- _The request_
Pull every line with the word "MOUNT" out of the entries below.

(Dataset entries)
━━━━━━

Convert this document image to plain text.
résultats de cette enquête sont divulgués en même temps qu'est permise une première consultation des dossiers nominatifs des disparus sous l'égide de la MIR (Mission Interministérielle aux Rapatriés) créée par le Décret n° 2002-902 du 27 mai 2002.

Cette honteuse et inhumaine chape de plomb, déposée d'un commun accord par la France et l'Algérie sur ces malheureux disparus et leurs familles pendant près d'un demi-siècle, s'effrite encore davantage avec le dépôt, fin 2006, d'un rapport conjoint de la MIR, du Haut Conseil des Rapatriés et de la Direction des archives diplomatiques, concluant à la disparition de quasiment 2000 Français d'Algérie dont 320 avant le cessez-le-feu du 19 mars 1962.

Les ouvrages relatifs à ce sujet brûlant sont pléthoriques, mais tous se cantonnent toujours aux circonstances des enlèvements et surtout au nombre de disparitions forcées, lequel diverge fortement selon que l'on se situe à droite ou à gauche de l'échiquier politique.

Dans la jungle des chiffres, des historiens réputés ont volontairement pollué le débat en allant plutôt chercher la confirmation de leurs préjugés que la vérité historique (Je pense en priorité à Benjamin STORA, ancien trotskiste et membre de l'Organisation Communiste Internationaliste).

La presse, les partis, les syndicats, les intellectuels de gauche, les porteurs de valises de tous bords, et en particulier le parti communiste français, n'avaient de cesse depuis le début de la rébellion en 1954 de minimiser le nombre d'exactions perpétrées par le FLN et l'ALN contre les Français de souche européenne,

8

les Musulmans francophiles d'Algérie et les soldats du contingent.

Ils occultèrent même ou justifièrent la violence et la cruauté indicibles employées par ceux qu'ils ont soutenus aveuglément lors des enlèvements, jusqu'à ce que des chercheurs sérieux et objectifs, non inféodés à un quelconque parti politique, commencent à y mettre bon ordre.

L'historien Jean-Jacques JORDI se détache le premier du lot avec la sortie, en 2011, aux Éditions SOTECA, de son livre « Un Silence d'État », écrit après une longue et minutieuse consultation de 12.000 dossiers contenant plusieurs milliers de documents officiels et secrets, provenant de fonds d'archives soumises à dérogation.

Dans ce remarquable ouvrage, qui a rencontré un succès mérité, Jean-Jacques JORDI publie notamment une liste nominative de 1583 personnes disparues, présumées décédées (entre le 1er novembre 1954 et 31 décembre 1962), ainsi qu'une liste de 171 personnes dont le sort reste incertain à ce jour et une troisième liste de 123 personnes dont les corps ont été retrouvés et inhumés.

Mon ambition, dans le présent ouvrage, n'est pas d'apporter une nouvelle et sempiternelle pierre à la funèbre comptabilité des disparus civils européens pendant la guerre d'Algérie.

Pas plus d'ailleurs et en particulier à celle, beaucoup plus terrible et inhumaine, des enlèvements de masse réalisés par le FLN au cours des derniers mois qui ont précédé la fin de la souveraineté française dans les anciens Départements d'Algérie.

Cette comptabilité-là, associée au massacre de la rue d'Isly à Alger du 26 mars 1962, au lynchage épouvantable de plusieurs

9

━━━━━━

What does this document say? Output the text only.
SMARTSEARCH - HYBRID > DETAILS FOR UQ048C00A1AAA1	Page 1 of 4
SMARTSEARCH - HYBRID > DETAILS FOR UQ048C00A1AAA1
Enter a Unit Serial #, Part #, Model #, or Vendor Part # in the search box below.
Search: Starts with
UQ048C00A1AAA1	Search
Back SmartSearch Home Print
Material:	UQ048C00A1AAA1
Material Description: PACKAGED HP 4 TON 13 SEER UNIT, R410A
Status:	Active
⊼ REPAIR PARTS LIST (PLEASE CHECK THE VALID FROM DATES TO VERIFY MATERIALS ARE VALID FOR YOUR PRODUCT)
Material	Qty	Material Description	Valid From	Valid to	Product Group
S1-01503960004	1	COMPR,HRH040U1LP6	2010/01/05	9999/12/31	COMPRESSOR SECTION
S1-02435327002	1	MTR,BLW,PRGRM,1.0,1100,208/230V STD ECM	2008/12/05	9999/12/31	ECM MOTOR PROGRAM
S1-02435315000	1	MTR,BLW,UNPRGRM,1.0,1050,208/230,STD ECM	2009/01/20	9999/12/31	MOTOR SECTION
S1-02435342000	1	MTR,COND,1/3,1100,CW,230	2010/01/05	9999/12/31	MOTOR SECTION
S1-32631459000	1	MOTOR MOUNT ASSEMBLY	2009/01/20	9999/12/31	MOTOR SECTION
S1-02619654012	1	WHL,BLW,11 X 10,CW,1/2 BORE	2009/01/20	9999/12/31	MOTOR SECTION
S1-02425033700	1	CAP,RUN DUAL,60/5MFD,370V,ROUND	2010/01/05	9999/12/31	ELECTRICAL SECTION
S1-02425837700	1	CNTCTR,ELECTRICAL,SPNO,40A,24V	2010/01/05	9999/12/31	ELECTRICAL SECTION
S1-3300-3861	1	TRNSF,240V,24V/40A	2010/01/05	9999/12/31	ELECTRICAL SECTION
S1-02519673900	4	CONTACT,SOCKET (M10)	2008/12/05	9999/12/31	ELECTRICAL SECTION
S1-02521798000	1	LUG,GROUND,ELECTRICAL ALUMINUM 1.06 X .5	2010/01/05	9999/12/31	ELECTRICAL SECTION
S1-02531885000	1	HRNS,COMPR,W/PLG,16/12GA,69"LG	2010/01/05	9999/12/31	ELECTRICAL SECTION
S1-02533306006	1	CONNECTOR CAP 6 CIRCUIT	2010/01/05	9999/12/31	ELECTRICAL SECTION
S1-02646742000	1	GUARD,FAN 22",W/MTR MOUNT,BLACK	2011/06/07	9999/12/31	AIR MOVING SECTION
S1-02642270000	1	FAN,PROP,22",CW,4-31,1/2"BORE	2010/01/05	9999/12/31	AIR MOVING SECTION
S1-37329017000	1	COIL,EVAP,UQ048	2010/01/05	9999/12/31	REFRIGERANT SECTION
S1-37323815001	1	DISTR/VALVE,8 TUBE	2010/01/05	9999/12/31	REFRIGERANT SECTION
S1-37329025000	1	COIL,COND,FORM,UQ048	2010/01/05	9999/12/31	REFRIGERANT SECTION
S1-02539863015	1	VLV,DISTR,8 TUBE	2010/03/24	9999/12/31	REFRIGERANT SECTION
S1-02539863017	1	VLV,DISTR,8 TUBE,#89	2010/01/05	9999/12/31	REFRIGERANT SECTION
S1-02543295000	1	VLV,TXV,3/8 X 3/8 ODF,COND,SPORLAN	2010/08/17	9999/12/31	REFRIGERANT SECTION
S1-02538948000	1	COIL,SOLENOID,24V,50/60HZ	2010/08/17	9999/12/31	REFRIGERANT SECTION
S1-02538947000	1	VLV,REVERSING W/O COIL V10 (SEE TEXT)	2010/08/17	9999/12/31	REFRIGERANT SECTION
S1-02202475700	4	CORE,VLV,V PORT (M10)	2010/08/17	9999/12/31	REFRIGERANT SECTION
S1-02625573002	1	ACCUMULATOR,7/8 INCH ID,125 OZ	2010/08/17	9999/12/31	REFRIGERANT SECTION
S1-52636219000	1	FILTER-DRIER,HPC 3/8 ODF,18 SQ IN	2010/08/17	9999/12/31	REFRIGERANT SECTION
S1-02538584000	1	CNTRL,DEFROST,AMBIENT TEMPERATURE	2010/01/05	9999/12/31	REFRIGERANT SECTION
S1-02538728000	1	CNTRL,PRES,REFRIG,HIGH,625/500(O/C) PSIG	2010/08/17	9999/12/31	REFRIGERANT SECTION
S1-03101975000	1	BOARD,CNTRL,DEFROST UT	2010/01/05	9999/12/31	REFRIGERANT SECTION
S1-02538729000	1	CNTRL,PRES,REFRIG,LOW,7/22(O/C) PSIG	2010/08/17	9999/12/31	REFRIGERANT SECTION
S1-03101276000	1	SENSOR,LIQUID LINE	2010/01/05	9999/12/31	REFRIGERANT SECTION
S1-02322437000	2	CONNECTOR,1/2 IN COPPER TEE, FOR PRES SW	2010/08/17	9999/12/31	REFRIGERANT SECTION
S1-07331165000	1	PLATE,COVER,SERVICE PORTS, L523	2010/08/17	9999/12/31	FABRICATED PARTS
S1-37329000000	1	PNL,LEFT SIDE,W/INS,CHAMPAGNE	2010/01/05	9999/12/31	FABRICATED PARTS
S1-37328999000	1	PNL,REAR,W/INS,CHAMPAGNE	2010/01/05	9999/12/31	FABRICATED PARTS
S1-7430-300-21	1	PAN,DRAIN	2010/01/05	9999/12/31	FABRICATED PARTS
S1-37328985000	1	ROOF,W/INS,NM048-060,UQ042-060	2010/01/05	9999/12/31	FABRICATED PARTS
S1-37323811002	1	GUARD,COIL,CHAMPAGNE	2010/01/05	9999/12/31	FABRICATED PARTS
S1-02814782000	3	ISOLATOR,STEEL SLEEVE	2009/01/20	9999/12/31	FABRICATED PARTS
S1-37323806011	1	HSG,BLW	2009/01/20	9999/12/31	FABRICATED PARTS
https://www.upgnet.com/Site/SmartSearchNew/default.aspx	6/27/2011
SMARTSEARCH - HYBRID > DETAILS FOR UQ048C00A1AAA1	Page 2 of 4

━━━━━━

- _Task response_
S1-32631459000	1	MOTOR MOUNT ASSEMBLY	2009/01/20	9999/12/31	MOTOR SECTION
S1-02646742000	1	GUARD,FAN 22",W/MTR MOUNT,BLACK	2011/06/07	9999/12/31	AIR MOVING SECTION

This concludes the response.